▸ **DATA**:
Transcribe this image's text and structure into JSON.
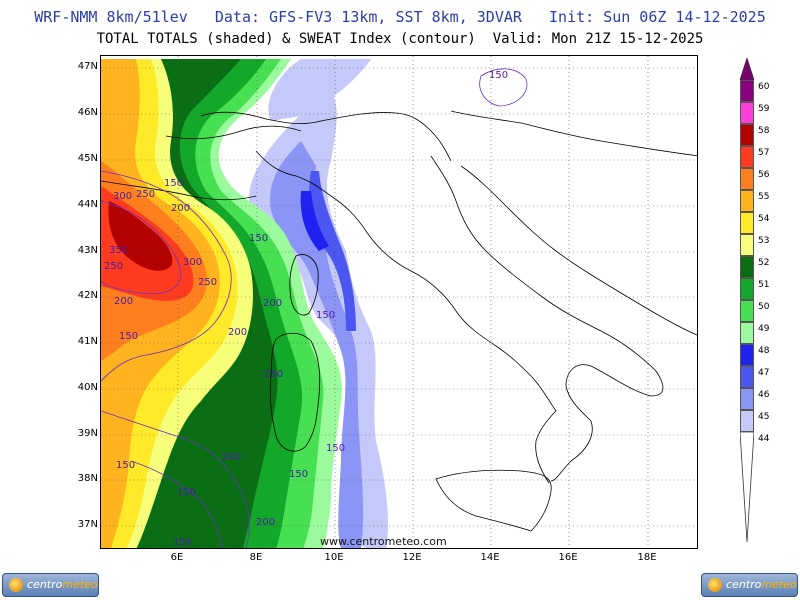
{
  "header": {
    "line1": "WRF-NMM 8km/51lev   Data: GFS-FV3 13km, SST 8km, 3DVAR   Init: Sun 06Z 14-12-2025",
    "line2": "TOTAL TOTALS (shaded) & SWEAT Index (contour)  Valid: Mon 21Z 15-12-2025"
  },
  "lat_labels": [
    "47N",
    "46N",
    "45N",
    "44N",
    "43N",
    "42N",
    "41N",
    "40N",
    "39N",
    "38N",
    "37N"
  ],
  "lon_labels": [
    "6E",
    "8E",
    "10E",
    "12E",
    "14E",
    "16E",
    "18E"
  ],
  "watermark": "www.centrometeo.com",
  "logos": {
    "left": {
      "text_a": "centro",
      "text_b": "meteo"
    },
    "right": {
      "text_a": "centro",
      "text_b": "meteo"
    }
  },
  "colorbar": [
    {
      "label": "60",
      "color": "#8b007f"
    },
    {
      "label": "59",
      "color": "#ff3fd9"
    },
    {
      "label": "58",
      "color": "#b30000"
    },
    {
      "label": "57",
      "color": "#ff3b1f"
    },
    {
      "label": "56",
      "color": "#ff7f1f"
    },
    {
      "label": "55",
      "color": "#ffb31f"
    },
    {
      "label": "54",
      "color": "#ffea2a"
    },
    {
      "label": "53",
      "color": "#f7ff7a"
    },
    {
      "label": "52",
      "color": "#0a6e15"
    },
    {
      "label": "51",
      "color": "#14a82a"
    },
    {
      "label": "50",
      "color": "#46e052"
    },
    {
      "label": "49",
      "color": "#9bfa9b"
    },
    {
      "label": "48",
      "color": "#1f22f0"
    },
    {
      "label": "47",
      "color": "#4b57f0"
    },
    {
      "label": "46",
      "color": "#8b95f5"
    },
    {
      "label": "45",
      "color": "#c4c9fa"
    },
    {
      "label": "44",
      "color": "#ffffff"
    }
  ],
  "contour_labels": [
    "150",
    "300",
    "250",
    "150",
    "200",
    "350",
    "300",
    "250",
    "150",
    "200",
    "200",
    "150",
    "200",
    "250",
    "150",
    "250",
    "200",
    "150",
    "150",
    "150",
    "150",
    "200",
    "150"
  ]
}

...

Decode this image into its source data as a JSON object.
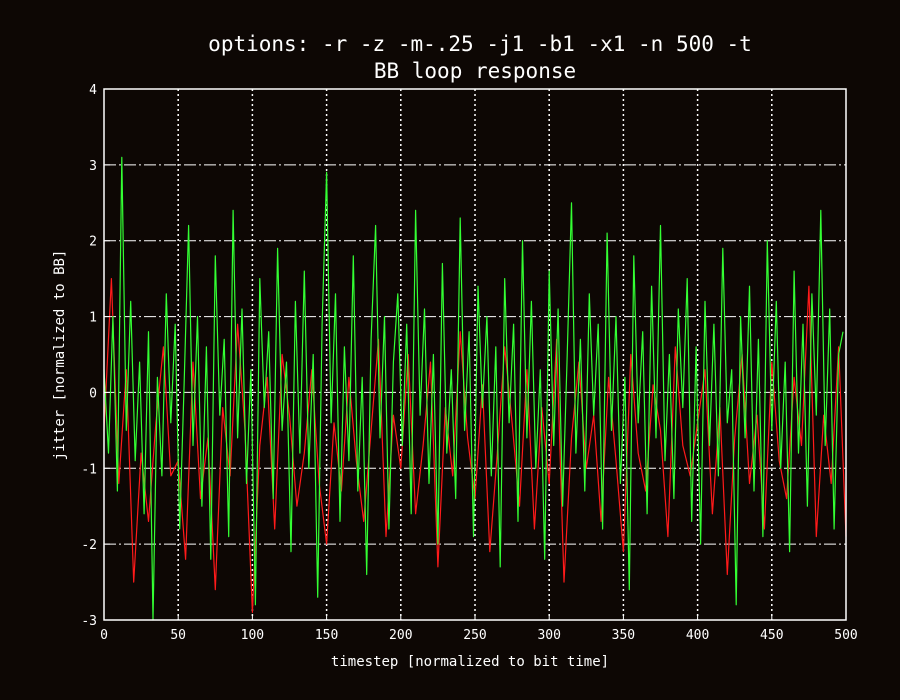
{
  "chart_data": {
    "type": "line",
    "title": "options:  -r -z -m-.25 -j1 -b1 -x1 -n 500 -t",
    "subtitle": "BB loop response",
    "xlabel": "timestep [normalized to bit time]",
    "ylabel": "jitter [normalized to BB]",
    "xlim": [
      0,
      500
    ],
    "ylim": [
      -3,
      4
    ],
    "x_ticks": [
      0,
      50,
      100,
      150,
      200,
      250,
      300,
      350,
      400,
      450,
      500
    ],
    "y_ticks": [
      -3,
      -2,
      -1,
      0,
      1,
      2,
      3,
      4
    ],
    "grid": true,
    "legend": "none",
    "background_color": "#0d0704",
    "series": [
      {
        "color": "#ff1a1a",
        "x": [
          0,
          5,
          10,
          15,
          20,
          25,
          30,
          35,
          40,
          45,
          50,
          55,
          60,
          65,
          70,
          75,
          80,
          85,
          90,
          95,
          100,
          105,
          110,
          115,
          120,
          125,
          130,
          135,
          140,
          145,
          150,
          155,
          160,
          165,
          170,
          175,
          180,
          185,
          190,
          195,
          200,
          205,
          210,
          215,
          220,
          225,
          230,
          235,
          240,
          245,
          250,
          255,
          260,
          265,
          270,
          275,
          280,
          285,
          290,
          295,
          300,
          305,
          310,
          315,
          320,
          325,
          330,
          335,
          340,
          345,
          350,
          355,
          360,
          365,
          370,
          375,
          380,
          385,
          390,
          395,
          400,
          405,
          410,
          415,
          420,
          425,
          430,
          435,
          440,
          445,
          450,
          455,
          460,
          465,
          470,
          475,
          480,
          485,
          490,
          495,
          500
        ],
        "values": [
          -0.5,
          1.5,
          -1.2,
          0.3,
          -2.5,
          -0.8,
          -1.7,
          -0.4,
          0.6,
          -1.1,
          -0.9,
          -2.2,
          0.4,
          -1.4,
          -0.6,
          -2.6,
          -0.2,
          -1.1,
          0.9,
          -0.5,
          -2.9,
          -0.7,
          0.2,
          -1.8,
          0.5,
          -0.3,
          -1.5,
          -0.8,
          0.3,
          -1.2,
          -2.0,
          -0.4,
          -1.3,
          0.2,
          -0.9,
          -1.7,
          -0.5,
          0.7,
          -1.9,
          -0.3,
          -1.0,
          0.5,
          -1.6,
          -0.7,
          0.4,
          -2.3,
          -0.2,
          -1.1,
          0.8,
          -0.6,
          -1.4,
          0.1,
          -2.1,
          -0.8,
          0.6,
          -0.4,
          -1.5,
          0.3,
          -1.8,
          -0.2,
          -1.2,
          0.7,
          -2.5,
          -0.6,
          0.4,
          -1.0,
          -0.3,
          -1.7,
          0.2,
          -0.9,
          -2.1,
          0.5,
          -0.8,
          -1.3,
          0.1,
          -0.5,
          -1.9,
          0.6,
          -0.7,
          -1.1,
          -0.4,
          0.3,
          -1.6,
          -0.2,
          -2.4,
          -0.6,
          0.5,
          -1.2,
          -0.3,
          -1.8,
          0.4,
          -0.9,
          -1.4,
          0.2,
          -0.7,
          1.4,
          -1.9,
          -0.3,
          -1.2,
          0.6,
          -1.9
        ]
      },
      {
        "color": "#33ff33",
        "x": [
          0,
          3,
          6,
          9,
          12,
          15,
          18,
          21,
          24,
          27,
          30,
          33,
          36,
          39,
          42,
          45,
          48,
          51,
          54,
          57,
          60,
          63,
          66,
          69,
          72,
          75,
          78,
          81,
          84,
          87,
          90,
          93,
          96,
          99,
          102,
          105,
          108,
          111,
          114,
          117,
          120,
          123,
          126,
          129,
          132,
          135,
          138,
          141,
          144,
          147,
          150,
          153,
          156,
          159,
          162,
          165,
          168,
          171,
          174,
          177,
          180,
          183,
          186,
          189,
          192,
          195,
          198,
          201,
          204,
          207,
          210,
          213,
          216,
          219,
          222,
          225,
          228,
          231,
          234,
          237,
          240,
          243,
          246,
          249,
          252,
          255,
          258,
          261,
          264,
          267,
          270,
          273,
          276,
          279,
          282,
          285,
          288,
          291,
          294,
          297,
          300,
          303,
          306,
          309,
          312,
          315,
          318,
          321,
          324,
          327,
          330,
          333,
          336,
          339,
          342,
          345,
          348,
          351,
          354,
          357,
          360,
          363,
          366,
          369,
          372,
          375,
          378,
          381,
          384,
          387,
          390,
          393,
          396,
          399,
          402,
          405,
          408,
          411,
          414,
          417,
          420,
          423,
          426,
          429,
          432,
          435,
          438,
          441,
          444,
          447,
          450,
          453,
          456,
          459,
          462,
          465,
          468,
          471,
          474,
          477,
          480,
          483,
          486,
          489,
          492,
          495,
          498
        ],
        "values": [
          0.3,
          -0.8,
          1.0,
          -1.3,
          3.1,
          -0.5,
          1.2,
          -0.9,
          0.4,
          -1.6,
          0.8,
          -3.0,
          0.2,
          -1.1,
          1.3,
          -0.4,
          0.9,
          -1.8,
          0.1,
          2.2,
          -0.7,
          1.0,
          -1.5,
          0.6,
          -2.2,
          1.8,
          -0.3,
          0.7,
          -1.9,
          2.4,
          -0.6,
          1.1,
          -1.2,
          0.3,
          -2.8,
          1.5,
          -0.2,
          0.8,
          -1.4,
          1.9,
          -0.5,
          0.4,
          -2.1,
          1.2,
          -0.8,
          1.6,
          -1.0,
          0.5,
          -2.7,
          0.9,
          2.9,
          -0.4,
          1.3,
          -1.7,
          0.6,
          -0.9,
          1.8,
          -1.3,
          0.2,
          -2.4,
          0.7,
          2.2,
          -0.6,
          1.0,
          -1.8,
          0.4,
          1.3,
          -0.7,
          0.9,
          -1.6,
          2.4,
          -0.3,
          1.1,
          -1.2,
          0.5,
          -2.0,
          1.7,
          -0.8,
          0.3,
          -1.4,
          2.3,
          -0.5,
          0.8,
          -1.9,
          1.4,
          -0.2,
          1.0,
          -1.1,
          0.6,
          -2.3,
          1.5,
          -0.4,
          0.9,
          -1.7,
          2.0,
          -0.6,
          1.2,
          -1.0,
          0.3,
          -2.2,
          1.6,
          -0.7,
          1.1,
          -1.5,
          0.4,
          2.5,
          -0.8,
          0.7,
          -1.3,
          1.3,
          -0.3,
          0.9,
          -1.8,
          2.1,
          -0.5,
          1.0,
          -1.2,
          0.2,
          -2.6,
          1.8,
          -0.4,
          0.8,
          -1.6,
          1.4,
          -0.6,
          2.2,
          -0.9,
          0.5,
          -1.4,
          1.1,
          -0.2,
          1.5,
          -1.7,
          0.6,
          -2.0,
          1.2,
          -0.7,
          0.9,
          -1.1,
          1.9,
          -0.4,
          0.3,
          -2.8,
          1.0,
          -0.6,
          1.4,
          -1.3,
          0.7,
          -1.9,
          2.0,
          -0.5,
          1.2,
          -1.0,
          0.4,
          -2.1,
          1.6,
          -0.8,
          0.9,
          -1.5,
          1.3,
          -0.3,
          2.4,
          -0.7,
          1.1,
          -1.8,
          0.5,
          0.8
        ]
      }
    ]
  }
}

▸ **AIM**: Go through the entries above and pull out each line with "this" in it.

▸ **SOLVED PROBLEM**:
Transcribe this image's text and structure into JSON.
Decode this image into its source data as a JSON object.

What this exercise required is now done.